_Instruction:_ Do not copy the pictures; transcribe all other material exactly.

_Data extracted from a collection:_
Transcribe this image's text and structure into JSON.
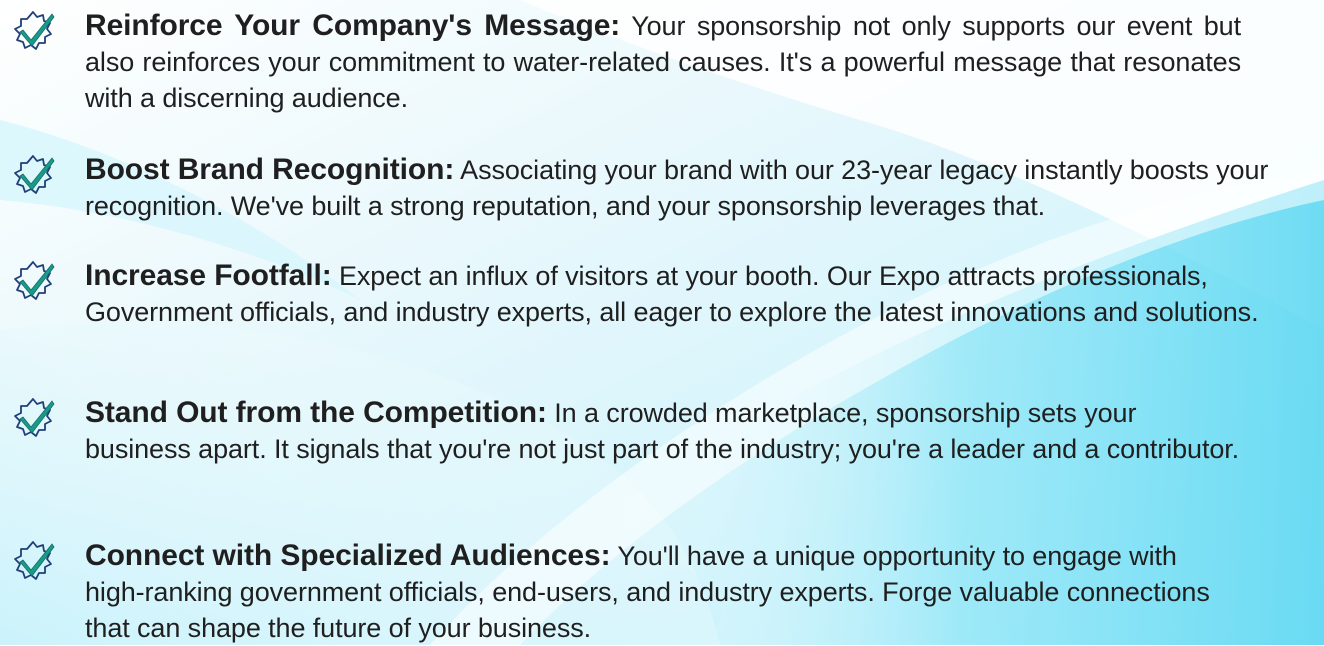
{
  "colors": {
    "icon_teal": "#1a9a8a",
    "icon_outline": "#1f3f7a",
    "text": "#1f1f1f",
    "background_accent": "#7fe3f5"
  },
  "items": [
    {
      "icon": "checkmark-badge-icon",
      "heading": "Reinforce Your Company's Message:",
      "body": " Your sponsorship not only supports our event but also reinforces your commitment to water-related causes. It's a powerful message that resonates with a discerning audience."
    },
    {
      "icon": "checkmark-badge-icon",
      "heading": "Boost Brand Recognition:",
      "body": " Associating your brand with our 23-year legacy instantly boosts your recognition. We've built a strong reputation, and your sponsorship leverages that."
    },
    {
      "icon": "checkmark-badge-icon",
      "heading": "Increase Footfall:",
      "body": " Expect an influx of visitors at your booth. Our Expo attracts professionals, Government officials, and industry experts, all eager to explore the latest innovations and solutions."
    },
    {
      "icon": "checkmark-badge-icon",
      "heading": "Stand Out from the Competition:",
      "body": " In a crowded marketplace, sponsorship sets your business apart. It signals that you're not just part of the industry; you're a leader and a contributor."
    },
    {
      "icon": "checkmark-badge-icon",
      "heading": "Connect with Specialized Audiences:",
      "body": " You'll have a unique opportunity to engage with high-ranking government officials, end-users, and industry experts. Forge valuable connections that can shape the future of your business."
    }
  ]
}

_Output of the exercise:_
Transcribe this image's text and structure into JSON.
{
  "colors": {
    "icon_teal": "#1a9a8a",
    "icon_outline": "#1f3f7a",
    "text": "#1f1f1f",
    "background_accent": "#7fe3f5"
  },
  "items": [
    {
      "icon": "checkmark-badge-icon",
      "heading": "Reinforce Your Company's Message:",
      "body": " Your sponsorship not only supports our event but also reinforces your commitment to water-related causes. It's a powerful message that resonates with a discerning audience."
    },
    {
      "icon": "checkmark-badge-icon",
      "heading": "Boost Brand Recognition:",
      "body": " Associating your brand with our 23-year legacy instantly boosts your recognition. We've built a strong reputation, and your sponsorship leverages that."
    },
    {
      "icon": "checkmark-badge-icon",
      "heading": "Increase Footfall:",
      "body": " Expect an influx of visitors at your booth. Our Expo attracts professionals, Government officials, and industry experts, all eager to explore the latest innovations and solutions."
    },
    {
      "icon": "checkmark-badge-icon",
      "heading": "Stand Out from the Competition:",
      "body": " In a crowded marketplace, sponsorship sets your business apart. It signals that you're not just part of the industry; you're a leader and a contributor."
    },
    {
      "icon": "checkmark-badge-icon",
      "heading": "Connect with Specialized Audiences:",
      "body": " You'll have a unique opportunity to engage with high-ranking government officials, end-users, and industry experts. Forge valuable connections that can shape the future of your business."
    }
  ]
}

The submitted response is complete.